#### Stored rows
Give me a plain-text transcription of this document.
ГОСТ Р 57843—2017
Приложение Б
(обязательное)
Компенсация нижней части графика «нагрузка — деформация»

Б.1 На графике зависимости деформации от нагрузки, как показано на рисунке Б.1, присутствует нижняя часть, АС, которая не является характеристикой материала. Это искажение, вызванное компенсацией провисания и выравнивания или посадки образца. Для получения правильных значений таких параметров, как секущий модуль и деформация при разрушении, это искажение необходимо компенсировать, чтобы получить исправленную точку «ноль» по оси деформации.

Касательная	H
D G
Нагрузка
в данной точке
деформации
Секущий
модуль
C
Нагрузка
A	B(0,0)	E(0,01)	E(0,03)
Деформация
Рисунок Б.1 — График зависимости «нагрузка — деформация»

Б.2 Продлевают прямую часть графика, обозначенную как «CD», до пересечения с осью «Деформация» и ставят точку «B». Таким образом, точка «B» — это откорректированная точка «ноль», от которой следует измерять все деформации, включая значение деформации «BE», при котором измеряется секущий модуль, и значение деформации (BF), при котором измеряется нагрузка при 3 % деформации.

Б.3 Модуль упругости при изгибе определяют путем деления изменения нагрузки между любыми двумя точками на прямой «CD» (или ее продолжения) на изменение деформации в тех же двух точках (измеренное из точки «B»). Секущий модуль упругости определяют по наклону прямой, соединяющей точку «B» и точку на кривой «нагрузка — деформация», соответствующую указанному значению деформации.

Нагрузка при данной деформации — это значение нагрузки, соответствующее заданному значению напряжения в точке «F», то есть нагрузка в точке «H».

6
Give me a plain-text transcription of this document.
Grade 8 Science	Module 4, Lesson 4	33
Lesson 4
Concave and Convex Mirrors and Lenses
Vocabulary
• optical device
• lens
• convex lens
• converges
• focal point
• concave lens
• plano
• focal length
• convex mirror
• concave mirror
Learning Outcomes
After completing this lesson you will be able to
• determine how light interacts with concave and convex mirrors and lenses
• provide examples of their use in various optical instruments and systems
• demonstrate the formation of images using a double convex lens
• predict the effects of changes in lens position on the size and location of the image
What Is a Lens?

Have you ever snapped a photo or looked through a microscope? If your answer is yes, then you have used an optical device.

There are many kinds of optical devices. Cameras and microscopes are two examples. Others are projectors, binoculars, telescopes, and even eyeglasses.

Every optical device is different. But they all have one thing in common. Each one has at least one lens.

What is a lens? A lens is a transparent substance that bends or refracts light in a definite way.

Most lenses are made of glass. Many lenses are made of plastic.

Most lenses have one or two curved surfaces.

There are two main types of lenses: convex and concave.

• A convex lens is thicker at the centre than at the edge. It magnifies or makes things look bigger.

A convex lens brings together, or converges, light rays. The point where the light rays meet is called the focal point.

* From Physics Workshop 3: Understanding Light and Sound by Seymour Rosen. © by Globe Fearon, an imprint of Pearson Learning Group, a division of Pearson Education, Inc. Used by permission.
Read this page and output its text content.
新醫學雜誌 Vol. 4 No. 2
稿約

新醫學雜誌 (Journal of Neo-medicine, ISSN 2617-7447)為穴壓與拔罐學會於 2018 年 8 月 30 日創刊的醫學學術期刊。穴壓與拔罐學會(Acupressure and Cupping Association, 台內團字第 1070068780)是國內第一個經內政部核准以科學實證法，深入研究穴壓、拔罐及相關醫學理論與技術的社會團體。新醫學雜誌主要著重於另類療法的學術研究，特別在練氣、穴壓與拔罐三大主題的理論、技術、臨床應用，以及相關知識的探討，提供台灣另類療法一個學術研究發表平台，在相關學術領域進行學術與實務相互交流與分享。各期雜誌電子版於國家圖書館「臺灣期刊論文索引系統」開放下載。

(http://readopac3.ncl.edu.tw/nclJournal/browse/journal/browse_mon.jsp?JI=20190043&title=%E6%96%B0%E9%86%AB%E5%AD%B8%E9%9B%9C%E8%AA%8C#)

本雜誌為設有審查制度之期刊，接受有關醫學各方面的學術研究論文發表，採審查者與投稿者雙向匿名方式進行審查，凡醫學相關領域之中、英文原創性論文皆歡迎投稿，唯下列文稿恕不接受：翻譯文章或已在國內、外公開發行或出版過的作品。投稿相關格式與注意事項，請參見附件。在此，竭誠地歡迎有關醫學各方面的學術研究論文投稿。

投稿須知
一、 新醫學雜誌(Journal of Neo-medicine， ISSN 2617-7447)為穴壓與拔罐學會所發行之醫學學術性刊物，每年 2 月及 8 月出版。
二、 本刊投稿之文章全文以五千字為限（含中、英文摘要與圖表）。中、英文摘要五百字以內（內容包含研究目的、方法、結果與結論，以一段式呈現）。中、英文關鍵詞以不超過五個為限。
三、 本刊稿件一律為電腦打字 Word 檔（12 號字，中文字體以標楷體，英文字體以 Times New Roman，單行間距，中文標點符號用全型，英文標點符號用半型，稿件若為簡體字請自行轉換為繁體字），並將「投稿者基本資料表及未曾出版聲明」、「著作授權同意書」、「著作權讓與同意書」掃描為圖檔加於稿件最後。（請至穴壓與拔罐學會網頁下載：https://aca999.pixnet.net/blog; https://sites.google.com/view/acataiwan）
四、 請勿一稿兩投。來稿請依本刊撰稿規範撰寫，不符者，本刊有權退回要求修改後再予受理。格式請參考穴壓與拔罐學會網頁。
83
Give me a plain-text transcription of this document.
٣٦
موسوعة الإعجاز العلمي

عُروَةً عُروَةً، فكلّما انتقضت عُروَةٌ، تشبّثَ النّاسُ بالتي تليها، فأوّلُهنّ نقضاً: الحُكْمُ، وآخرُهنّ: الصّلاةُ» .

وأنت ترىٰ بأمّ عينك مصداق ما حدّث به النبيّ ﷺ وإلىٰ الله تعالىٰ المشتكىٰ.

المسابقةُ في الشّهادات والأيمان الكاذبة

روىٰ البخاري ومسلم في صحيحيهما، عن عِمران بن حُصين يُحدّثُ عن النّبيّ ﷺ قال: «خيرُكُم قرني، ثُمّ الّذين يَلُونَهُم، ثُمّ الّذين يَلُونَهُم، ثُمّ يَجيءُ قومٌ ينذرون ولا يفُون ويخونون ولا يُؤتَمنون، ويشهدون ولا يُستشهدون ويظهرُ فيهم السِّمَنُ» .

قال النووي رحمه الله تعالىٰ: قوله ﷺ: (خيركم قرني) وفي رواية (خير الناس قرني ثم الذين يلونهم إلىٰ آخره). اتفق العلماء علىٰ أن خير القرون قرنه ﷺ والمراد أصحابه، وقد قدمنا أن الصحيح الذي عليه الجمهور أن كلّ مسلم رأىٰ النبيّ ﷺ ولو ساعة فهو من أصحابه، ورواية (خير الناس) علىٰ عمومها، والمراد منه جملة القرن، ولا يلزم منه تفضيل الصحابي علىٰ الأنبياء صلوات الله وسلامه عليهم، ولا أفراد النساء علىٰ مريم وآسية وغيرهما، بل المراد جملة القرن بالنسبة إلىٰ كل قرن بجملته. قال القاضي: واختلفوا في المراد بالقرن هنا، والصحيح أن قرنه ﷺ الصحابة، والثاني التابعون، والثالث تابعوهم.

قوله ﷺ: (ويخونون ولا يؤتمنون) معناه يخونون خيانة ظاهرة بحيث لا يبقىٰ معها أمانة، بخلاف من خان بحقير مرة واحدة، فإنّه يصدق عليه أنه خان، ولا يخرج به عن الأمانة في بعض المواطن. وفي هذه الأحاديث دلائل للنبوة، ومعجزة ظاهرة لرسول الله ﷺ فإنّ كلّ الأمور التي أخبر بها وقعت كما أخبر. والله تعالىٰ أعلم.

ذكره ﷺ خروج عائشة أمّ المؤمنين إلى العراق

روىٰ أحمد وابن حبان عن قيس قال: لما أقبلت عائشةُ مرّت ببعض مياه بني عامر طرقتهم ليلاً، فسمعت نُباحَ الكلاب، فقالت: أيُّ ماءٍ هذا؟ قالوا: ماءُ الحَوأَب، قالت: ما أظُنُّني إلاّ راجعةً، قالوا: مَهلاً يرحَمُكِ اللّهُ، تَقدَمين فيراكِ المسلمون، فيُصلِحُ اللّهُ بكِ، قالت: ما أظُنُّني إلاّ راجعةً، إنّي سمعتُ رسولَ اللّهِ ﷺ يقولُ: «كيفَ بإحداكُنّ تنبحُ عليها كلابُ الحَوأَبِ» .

#### What you will do
Locate the word "تعالى" in the entries, and copy every line where it is found.

#### Written solution
وأنت ترىٰ بأمّ عينك مصداق ما حدّث به النبيّ ﷺ وإلىٰ الله تعالىٰ المشتكىٰ.
قال النووي رحمه الله تعالىٰ: قوله ﷺ: (خيركم قرني) وفي رواية (خير الناس قرني ثم الذين يلونهم إلىٰ آخره). اتفق العلماء علىٰ أن خير القرون قرنه ﷺ والمراد أصحابه، وقد قدمنا أن الصحيح الذي عليه الجمهور أن كلّ مسلم رأىٰ النبيّ ﷺ ولو ساعة فهو من أصحابه، ورواية (خير الناس) علىٰ عمومها، والمراد منه جملة القرن، ولا يلزم منه تفضيل الصحابي علىٰ الأنبياء صلوات الله وسلامه عليهم، ولا أفراد النساء علىٰ مريم وآسية وغيرهما، بل المراد جملة القرن بالنسبة إلىٰ كل قرن بجملته. قال القاضي: واختلفوا في المراد بالقرن هنا، والصحيح أن قرنه ﷺ الصحابة، والثاني التابعون، والثالث تابعوهم.
قوله ﷺ: (ويخونون ولا يؤتمنون) معناه يخونون خيانة ظاهرة بحيث لا يبقىٰ معها أمانة، بخلاف من خان بحقير مرة واحدة، فإنّه يصدق عليه أنه خان، ولا يخرج به عن الأمانة في بعض المواطن. وفي هذه الأحاديث دلائل للنبوة، ومعجزة ظاهرة لرسول الله ﷺ فإنّ كلّ الأمور التي أخبر بها وقعت كما أخبر. والله تعالىٰ أعلم.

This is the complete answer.